Challenge ▸ Reproduce every entry below precisely. Pictures are excluded from the copy.

— start of Records —

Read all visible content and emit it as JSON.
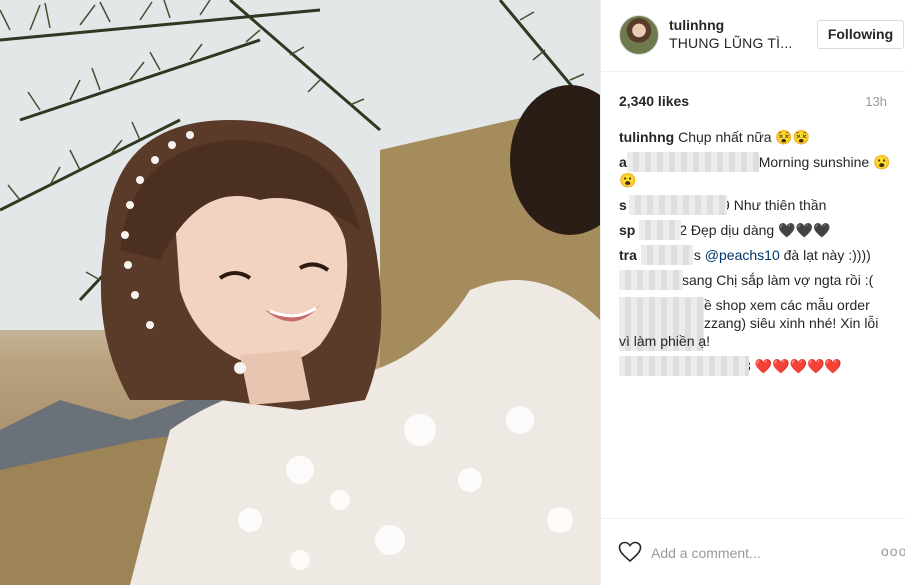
{
  "post": {
    "image_alt": "Selfie of a smiling woman in a white lace dress under pine branches",
    "username": "tulinhng",
    "location": "THUNG LŨNG TÌ...",
    "follow_label": "Following",
    "likes": "2,340 likes",
    "time": "13h"
  },
  "comments": [
    {
      "user": "tulinhng",
      "text": "Chụp nhất nữa 😵😵"
    },
    {
      "user": "a",
      "text": "Morning sunshine 😮😮"
    },
    {
      "user": "s",
      "text": "4799  Như thiên thần"
    },
    {
      "user": "sp",
      "text": "2 Đẹp dịu dàng 🖤🖤🖤"
    },
    {
      "user": "tra",
      "text_before": "is ",
      "mention": "@peachs10",
      "text_after": " đà lạt này :))))"
    },
    {
      "user": "",
      "text": "sang Chị sắp làm vợ ngta rồi :("
    },
    {
      "user": "",
      "text": "ề shop xem các mẫu order"
    },
    {
      "user": "",
      "text": "zzang) siêu xinh nhé! Xin lỗi"
    },
    {
      "user": "",
      "text": "vì làm phiền ạ!"
    },
    {
      "user": "",
      "text": "3 ❤️❤️❤️❤️❤️"
    }
  ],
  "comment_box": {
    "placeholder": "Add a comment...",
    "more_label": "ooo"
  },
  "icons": {
    "like": "heart-outline-icon",
    "more": "more-options-icon"
  }
}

— end of Records —

Task output ▸
Read all visible content and emit it as JSON.
{
  "post": {
    "image_alt": "Selfie of a smiling woman in a white lace dress under pine branches",
    "username": "tulinhng",
    "location": "THUNG LŨNG TÌ...",
    "follow_label": "Following",
    "likes": "2,340 likes",
    "time": "13h"
  },
  "comments": [
    {
      "user": "tulinhng",
      "text": "Chụp nhất nữa 😵😵"
    },
    {
      "user": "a",
      "text": "Morning sunshine 😮😮"
    },
    {
      "user": "s",
      "text": "4799  Như thiên thần"
    },
    {
      "user": "sp",
      "text": "2 Đẹp dịu dàng 🖤🖤🖤"
    },
    {
      "user": "tra",
      "text_before": "is ",
      "mention": "@peachs10",
      "text_after": " đà lạt này :))))"
    },
    {
      "user": "",
      "text": "sang Chị sắp làm vợ ngta rồi :("
    },
    {
      "user": "",
      "text": "ề shop xem các mẫu order"
    },
    {
      "user": "",
      "text": "zzang) siêu xinh nhé! Xin lỗi"
    },
    {
      "user": "",
      "text": "vì làm phiền ạ!"
    },
    {
      "user": "",
      "text": "3 ❤️❤️❤️❤️❤️"
    }
  ],
  "comment_box": {
    "placeholder": "Add a comment...",
    "more_label": "ooo"
  },
  "icons": {
    "like": "heart-outline-icon",
    "more": "more-options-icon"
  }
}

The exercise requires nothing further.